= Instruction =
Copy out each line of the material below that holds the string "umumiy".

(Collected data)
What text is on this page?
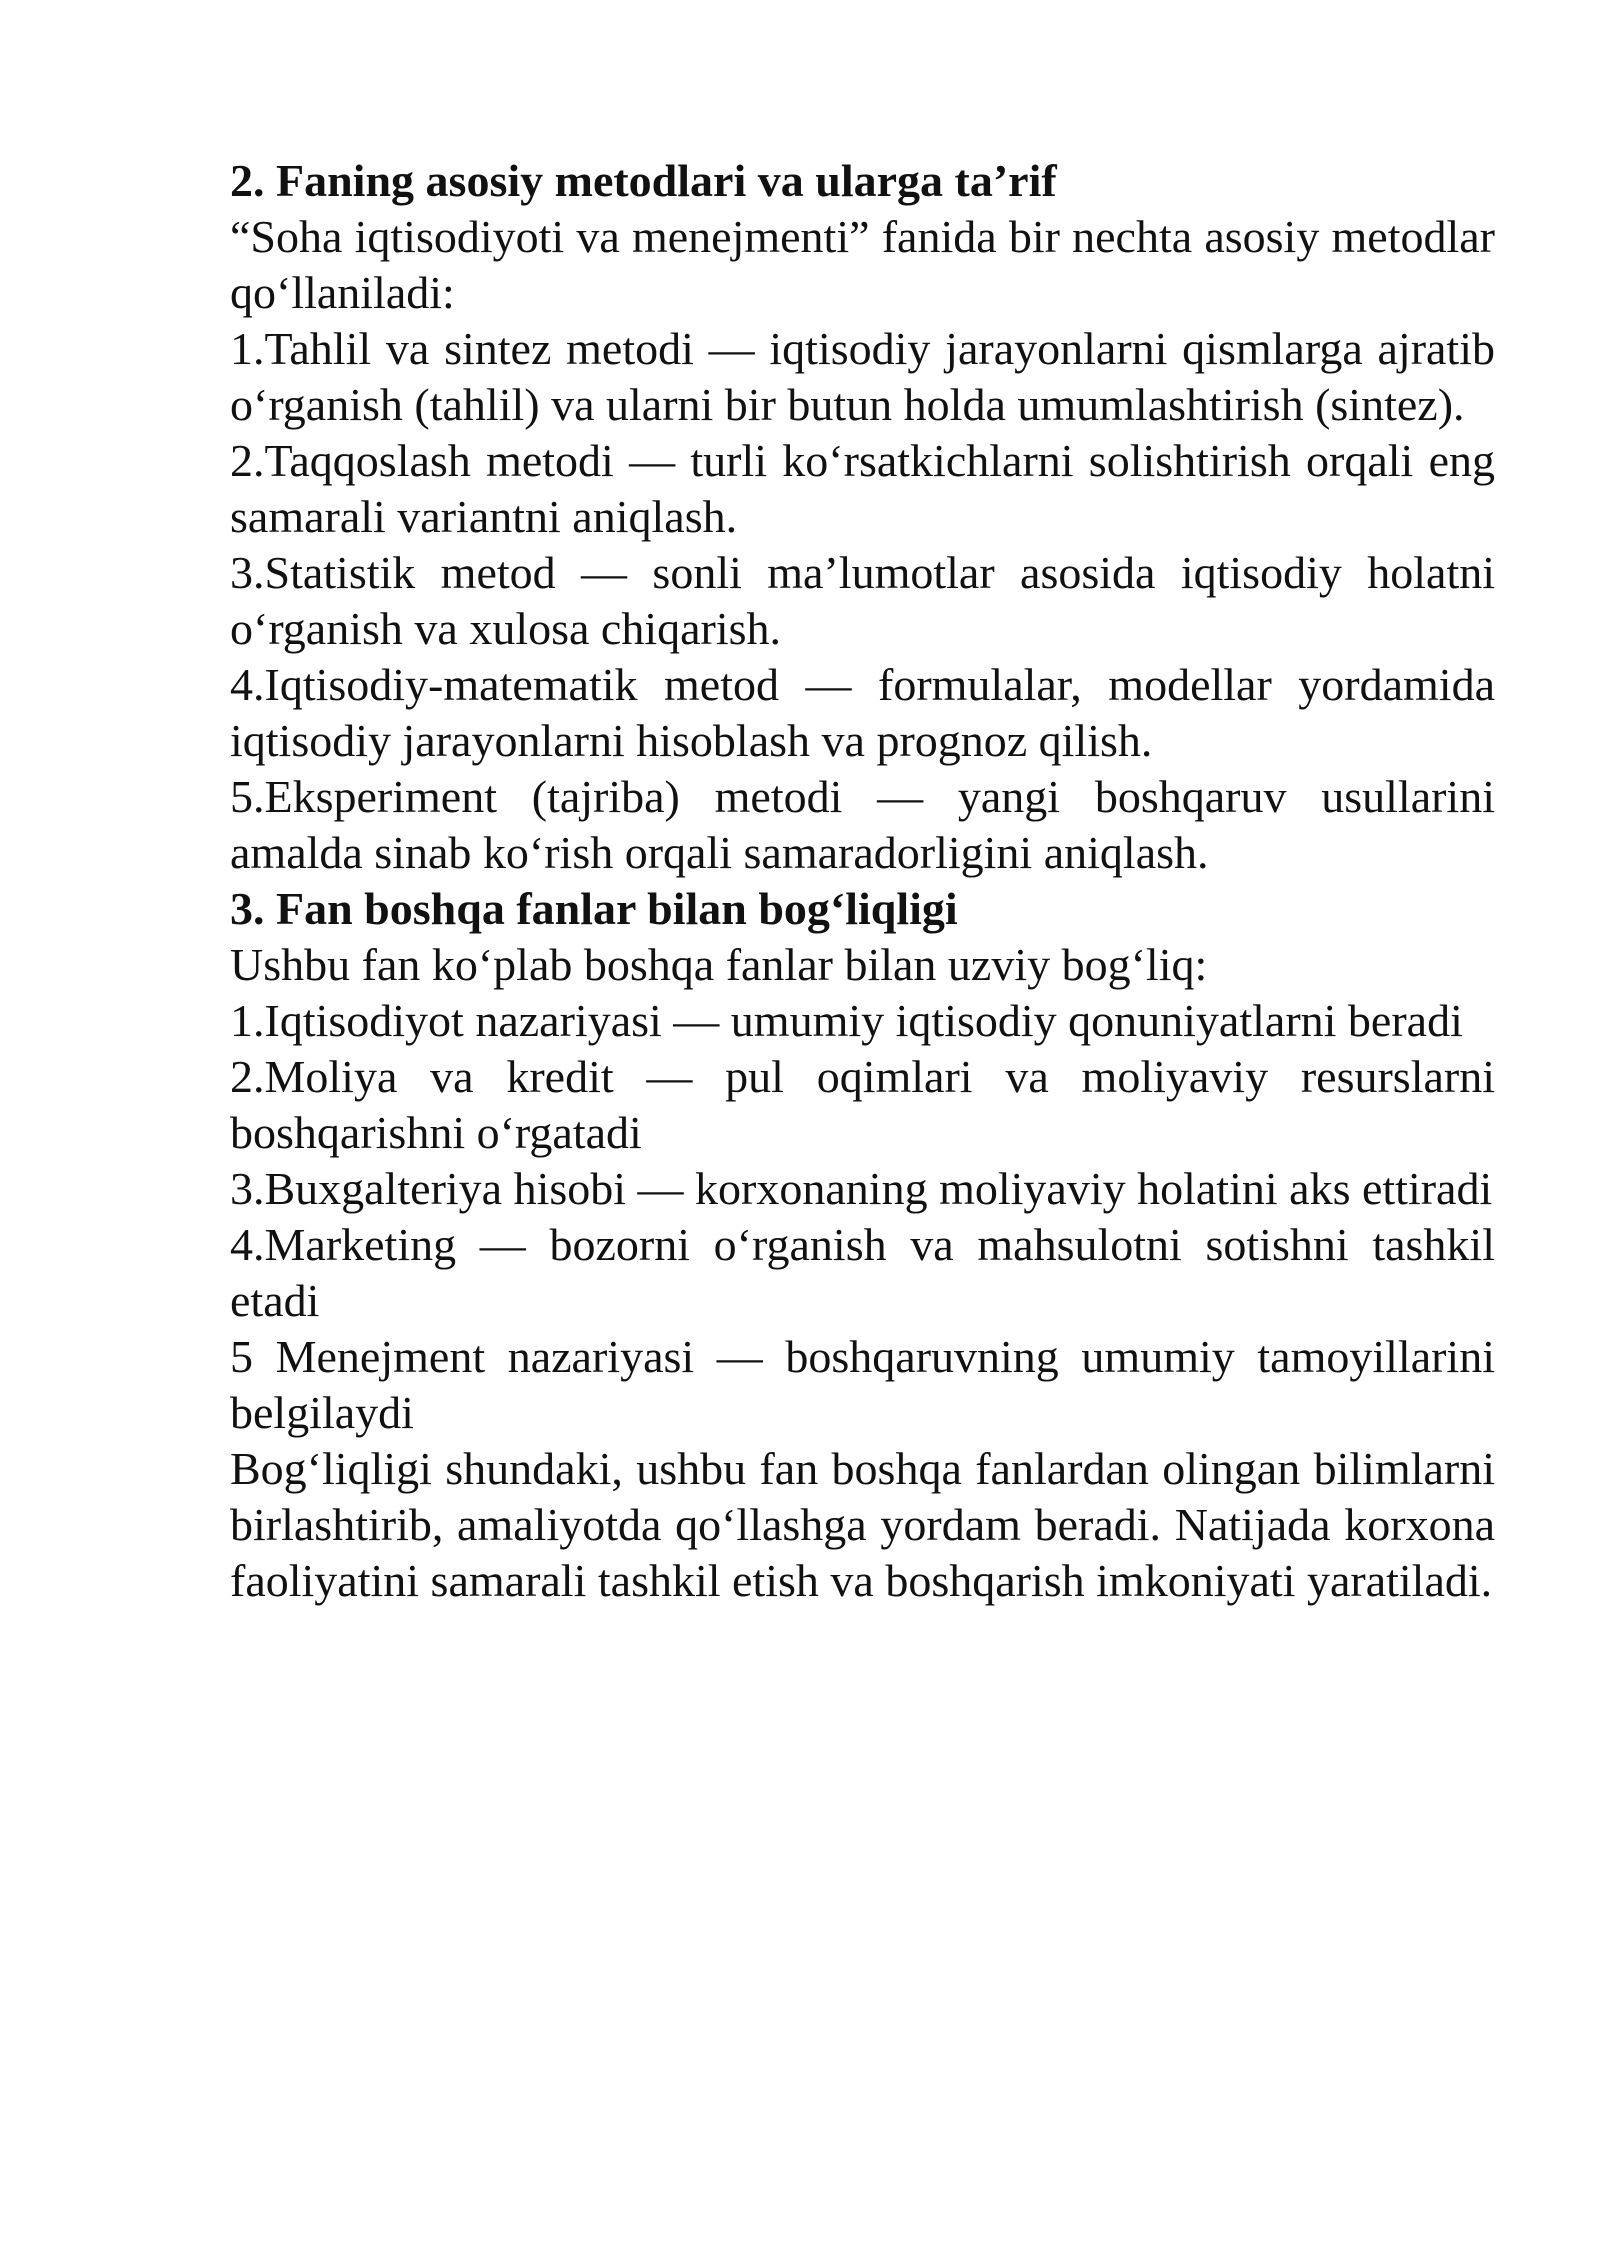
2. Faning asosiy metodlari va ularga ta’rif

“Soha iqtisodiyoti va menejmenti” fanida bir nechta asosiy metodlar qo‘llaniladi:

1.Tahlil va sintez metodi — iqtisodiy jarayonlarni qismlarga ajratib o‘rganish (tahlil) va ularni bir butun holda umumlashtirish (sintez).

2.Taqqoslash metodi — turli ko‘rsatkichlarni solishtirish orqali eng samarali variantni aniqlash.

3.Statistik metod — sonli ma’lumotlar asosida iqtisodiy holatni o‘rganish va xulosa chiqarish.

4.Iqtisodiy-matematik metod — formulalar, modellar yordamida iqtisodiy jarayonlarni hisoblash va prognoz qilish.

5.Eksperiment (tajriba) metodi — yangi boshqaruv usullarini amalda sinab ko‘rish orqali samaradorligini aniqlash.

3. Fan boshqa fanlar bilan bog‘liqligi

Ushbu fan ko‘plab boshqa fanlar bilan uzviy bog‘liq:

1.Iqtisodiyot nazariyasi — umumiy iqtisodiy qonuniyatlarni beradi

2.Moliya va kredit — pul oqimlari va moliyaviy resurslarni boshqarishni o‘rgatadi

3.Buxgalteriya hisobi — korxonaning moliyaviy holatini aks ettiradi

4.Marketing — bozorni o‘rganish va mahsulotni sotishni tashkil etadi

5 Menejment nazariyasi — boshqaruvning umumiy tamoyillarini belgilaydi

Bog‘liqligi shundaki, ushbu fan boshqa fanlardan olingan bilimlarni birlashtirib, amaliyotda qo‘llashga yordam beradi. Natijada korxona faoliyatini samarali tashkil etish va boshqarish imkoniyati yaratiladi.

= Correct answer =
1.Iqtisodiyot nazariyasi — umumiy iqtisodiy qonuniyatlarni beradi
5 Menejment nazariyasi — boshqaruvning umumiy tamoyillarini belgilaydi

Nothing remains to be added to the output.